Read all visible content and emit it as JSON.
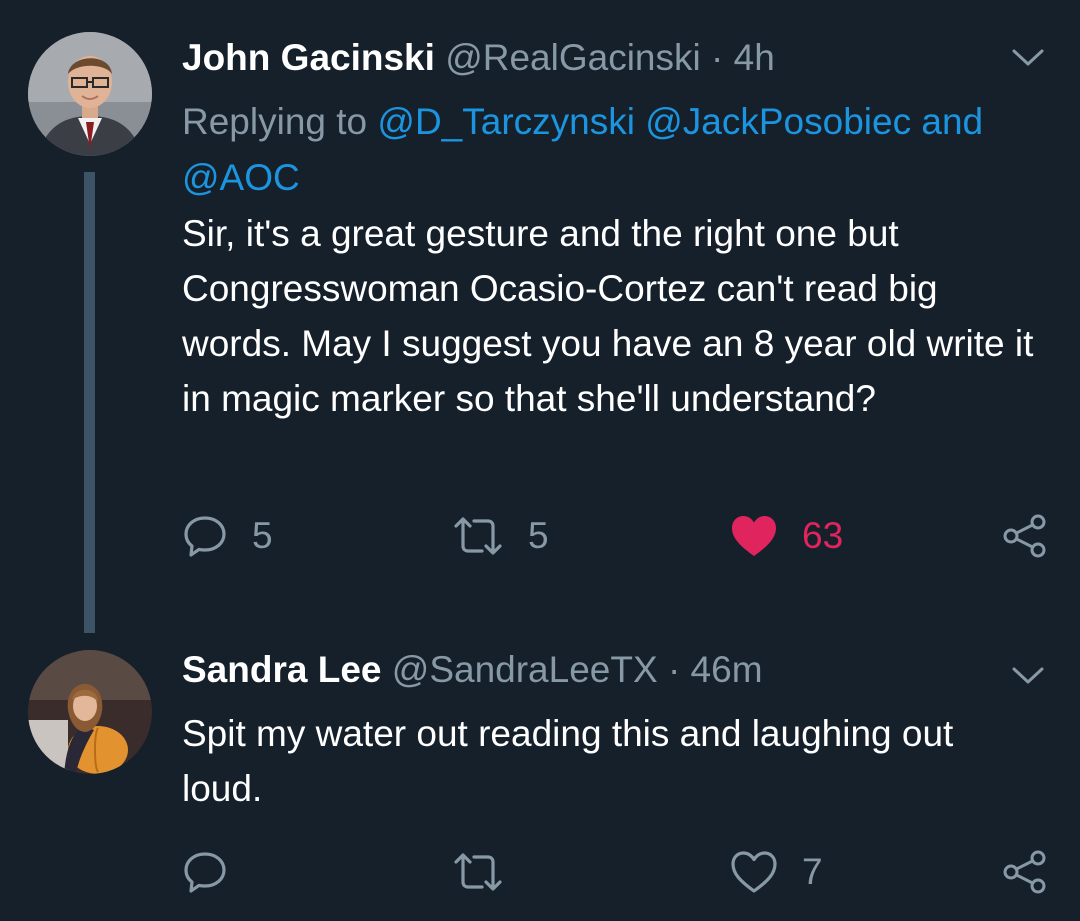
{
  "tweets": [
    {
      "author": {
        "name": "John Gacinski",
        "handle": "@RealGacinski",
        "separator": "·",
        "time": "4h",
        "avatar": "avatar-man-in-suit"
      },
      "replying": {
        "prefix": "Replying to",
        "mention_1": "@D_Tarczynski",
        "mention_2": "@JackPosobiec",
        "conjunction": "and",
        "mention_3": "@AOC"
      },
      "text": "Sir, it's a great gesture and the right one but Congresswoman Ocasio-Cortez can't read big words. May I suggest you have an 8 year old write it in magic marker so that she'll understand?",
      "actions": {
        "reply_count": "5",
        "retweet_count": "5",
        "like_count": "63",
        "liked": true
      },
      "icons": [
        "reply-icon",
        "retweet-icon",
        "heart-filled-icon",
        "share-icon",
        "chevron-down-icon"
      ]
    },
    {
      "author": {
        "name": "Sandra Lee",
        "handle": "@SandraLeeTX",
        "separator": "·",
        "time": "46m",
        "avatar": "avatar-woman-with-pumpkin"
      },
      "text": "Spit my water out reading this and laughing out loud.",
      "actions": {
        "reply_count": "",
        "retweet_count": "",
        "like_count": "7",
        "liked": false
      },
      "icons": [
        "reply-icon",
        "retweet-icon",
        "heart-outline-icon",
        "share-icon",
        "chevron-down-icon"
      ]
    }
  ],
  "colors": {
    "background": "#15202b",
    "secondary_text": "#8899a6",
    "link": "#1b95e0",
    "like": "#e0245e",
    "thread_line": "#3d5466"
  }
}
==========
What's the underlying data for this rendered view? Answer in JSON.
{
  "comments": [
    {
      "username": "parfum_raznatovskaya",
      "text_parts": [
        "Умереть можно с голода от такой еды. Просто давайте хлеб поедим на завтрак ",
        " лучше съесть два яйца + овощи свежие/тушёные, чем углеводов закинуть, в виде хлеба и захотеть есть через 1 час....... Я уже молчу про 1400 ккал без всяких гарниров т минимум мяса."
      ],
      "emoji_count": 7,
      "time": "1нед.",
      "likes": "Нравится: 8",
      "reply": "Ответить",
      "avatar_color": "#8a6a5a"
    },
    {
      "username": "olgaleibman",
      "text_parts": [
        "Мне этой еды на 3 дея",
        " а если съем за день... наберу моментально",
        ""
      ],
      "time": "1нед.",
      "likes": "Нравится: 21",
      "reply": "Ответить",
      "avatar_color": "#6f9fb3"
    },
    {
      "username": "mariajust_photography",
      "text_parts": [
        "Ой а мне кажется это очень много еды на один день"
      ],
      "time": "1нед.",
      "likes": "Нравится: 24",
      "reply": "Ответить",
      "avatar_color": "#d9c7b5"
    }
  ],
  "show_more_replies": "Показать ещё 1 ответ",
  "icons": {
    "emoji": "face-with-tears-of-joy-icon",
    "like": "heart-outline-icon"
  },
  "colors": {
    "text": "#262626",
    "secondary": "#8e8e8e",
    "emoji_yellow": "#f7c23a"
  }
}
==========
→ **JOB**
Each line that holds the word "username" is to be copied.

→ **THE ANSWER**
      "username": "parfum_raznatovskaya",
      "username": "olgaleibman",
      "username": "mariajust_photography",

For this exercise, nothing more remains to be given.